- **What to work on**
Find every line with the word "PROGRAM" and give their count, nothing else.

- **Provided material**
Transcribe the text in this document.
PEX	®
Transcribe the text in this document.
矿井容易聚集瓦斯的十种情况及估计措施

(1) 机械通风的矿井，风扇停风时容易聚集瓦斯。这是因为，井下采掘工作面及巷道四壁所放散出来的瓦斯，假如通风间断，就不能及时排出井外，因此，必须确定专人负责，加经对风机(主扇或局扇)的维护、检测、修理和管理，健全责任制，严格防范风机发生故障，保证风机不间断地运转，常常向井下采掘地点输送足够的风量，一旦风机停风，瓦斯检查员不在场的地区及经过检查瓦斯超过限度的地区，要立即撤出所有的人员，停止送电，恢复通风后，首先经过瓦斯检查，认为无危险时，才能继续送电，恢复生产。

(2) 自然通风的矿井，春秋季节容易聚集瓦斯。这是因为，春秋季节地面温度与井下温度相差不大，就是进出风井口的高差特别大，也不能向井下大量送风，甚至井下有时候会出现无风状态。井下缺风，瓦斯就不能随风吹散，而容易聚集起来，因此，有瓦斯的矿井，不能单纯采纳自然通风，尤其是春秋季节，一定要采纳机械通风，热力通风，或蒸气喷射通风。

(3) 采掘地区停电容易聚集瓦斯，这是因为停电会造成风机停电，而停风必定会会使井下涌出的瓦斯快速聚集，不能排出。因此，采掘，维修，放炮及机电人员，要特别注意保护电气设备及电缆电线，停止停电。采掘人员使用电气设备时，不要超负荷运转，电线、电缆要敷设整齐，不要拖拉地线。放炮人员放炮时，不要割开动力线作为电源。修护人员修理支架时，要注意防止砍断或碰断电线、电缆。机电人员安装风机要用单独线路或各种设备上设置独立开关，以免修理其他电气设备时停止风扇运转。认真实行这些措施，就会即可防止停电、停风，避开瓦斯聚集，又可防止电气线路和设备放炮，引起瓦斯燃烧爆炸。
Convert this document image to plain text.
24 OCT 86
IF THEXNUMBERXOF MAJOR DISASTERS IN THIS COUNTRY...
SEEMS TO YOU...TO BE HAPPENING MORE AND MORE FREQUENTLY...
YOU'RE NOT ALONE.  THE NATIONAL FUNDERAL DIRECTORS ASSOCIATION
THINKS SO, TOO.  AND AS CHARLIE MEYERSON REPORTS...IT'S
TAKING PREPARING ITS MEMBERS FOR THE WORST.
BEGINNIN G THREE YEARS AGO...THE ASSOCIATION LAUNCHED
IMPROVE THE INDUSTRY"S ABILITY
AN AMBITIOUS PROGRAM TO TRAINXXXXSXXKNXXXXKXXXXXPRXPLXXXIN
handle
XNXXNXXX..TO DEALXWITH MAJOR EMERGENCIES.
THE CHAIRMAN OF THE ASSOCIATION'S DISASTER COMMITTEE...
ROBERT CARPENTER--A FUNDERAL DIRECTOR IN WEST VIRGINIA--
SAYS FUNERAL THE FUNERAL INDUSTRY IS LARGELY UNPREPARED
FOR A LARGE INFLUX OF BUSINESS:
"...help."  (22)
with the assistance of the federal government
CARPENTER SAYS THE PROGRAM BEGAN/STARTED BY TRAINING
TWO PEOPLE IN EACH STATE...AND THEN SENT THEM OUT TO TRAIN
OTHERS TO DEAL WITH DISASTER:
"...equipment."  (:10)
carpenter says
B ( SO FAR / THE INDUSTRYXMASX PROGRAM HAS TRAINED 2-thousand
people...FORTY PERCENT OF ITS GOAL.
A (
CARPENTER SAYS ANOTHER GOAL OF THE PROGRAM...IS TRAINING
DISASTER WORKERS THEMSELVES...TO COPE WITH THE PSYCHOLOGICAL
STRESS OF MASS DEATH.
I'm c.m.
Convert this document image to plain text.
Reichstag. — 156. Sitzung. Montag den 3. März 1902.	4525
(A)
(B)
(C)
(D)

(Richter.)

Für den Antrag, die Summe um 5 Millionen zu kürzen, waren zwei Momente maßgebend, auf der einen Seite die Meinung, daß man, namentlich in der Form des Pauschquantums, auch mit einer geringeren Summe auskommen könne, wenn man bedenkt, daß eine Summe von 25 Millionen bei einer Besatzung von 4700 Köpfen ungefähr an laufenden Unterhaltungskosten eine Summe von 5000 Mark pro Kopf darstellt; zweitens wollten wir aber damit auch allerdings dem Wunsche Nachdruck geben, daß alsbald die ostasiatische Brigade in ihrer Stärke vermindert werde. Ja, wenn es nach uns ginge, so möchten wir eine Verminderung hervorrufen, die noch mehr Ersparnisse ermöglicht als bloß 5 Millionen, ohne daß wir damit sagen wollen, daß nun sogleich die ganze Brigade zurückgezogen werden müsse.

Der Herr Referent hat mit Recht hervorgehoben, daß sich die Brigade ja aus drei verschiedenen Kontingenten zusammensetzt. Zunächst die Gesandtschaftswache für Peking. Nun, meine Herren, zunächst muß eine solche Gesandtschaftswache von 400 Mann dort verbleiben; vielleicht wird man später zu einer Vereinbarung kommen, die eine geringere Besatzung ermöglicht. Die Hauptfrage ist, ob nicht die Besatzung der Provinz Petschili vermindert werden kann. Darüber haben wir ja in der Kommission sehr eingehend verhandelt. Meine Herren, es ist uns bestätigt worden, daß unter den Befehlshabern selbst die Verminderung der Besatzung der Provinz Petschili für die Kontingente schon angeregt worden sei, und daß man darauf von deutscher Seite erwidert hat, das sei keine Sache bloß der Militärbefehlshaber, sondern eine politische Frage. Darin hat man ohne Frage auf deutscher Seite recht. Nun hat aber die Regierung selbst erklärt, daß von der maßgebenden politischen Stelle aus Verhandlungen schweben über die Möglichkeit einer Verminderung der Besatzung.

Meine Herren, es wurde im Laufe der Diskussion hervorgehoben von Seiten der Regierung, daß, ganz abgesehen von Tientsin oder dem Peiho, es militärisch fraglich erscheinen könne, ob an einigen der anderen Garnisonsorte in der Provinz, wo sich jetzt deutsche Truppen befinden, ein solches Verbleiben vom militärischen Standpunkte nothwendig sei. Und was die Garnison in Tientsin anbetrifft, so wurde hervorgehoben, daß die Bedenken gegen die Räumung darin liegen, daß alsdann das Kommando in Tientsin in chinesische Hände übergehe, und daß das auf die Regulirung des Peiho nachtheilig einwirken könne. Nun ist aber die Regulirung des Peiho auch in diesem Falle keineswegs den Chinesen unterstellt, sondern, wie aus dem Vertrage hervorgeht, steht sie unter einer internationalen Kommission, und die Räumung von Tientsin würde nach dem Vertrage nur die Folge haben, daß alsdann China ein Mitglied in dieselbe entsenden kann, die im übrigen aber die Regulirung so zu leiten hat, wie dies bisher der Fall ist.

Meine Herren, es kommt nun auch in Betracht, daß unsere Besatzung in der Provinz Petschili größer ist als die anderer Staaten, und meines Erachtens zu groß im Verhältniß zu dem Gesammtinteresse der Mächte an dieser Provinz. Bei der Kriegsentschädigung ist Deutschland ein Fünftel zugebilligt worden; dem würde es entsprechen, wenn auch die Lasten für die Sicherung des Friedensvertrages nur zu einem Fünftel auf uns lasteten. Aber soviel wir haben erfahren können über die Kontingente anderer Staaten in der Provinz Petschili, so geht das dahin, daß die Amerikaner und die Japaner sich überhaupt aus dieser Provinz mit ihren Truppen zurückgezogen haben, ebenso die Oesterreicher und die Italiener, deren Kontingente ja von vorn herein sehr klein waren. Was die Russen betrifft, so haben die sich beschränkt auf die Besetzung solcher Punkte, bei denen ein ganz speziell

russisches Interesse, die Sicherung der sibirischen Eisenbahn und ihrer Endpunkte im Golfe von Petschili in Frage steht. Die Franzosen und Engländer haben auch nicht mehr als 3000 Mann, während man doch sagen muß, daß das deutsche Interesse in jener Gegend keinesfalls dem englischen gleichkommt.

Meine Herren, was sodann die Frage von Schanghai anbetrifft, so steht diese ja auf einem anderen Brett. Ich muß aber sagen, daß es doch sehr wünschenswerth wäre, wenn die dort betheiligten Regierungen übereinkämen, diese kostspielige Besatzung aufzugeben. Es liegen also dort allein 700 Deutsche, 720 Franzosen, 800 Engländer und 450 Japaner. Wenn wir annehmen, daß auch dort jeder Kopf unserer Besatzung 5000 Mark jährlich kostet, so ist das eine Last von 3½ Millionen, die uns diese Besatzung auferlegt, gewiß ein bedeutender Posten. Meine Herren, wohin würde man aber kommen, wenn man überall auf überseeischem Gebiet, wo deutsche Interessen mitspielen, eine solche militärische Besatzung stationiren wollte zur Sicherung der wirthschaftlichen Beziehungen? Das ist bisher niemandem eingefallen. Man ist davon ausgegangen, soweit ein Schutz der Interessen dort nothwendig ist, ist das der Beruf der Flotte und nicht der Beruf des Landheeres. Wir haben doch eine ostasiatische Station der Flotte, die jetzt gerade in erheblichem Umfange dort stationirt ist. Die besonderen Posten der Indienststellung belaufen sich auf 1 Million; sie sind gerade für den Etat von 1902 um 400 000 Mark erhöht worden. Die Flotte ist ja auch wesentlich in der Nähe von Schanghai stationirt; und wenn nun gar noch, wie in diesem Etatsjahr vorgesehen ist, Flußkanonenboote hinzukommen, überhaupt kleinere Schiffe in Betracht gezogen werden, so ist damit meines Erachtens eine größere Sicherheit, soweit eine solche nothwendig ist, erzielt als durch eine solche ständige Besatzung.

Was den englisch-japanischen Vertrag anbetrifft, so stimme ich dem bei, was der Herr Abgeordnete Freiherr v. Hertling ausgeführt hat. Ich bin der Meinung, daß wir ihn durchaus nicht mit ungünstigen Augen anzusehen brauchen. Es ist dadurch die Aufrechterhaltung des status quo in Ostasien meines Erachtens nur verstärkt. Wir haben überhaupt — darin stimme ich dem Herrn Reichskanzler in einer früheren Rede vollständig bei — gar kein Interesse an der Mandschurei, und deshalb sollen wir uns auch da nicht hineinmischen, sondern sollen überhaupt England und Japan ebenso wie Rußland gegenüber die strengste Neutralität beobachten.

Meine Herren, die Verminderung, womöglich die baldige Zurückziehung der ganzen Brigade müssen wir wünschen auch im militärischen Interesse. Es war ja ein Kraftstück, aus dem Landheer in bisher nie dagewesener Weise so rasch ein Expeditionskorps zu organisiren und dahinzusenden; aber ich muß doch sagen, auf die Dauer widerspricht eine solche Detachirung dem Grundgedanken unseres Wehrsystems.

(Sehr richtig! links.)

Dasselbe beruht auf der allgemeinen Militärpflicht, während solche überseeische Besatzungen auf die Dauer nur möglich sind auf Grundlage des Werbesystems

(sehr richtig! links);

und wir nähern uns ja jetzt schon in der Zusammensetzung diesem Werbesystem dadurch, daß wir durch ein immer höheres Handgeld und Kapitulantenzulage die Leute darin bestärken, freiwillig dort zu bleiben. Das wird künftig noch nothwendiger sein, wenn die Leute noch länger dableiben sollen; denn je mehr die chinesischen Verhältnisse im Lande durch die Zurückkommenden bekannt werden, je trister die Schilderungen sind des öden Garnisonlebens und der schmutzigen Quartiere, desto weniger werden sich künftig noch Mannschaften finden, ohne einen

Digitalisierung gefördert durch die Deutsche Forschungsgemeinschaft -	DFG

- **Solution**
4